- _EXERCISE OBJECTIVE_: Gather all lines in the data that hold the string "膈肌舒张".

- _DATASET EXCERPTS_:

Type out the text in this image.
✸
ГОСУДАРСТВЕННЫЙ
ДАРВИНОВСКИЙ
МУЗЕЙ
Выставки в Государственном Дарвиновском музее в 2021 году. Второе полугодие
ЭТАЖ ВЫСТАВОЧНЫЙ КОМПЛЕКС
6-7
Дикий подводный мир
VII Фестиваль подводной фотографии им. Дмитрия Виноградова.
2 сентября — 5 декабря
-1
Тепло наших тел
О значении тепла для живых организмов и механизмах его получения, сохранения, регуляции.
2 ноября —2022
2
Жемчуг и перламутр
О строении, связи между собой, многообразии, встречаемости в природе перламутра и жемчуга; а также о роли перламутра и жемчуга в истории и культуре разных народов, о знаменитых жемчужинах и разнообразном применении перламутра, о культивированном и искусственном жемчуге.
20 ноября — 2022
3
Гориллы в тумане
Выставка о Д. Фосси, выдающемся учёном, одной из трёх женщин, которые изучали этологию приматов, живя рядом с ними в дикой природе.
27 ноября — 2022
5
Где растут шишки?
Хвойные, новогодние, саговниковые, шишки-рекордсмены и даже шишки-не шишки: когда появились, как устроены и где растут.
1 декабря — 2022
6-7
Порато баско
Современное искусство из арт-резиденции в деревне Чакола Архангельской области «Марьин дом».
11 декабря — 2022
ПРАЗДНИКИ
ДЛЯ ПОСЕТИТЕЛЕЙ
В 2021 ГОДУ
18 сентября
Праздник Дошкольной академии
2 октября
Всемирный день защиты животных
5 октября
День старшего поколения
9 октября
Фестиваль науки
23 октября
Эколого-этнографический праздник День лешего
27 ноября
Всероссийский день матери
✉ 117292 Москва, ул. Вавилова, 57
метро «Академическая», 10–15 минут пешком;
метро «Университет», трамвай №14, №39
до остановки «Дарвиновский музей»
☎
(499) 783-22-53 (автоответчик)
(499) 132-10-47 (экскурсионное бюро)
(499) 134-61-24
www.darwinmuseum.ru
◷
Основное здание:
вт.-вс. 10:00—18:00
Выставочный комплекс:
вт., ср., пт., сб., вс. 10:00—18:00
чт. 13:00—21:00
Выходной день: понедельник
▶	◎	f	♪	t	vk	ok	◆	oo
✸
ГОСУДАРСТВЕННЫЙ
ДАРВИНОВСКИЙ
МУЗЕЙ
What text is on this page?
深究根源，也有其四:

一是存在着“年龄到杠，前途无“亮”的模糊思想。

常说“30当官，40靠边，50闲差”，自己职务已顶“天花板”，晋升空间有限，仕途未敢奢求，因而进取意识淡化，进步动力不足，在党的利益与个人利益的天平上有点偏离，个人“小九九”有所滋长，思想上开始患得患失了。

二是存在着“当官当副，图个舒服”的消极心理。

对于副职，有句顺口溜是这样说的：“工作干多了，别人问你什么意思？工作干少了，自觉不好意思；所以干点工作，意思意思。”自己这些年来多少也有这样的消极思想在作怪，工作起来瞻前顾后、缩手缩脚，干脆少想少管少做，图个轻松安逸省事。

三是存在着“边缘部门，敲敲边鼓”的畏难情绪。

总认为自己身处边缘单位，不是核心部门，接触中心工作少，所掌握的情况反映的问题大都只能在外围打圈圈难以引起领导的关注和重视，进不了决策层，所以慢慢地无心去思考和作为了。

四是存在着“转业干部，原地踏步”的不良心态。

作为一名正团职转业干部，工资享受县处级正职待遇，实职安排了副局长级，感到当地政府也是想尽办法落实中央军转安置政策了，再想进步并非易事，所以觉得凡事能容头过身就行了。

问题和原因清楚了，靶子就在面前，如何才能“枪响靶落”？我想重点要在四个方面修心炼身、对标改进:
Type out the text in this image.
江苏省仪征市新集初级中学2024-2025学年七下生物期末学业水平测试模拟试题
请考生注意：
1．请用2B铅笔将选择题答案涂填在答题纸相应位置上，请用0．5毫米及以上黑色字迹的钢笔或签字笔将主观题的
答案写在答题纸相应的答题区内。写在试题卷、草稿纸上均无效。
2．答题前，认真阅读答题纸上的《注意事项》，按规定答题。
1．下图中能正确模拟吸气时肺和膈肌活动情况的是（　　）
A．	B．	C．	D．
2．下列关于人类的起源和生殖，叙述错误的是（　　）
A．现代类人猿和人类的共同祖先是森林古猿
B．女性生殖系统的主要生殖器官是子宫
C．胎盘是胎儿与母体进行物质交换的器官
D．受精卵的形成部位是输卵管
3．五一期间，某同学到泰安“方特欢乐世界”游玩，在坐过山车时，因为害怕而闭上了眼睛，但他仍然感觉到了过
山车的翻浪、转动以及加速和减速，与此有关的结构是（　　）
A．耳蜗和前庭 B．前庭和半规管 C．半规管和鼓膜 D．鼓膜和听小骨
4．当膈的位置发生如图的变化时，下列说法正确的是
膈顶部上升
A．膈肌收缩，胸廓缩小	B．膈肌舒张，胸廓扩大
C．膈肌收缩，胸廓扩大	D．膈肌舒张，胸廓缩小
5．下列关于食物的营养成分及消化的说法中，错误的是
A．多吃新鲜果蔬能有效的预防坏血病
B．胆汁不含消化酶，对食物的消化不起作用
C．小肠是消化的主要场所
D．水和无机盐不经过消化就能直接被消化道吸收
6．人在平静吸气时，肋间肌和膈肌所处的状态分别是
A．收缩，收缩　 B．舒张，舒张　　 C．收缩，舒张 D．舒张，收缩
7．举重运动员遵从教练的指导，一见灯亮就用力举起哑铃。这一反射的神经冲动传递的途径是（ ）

- _ANSWER_:
A．膈肌收缩，胸廓缩小	B．膈肌舒张，胸廓扩大
C．膈肌收缩，胸廓扩大	D．膈肌舒张，胸廓缩小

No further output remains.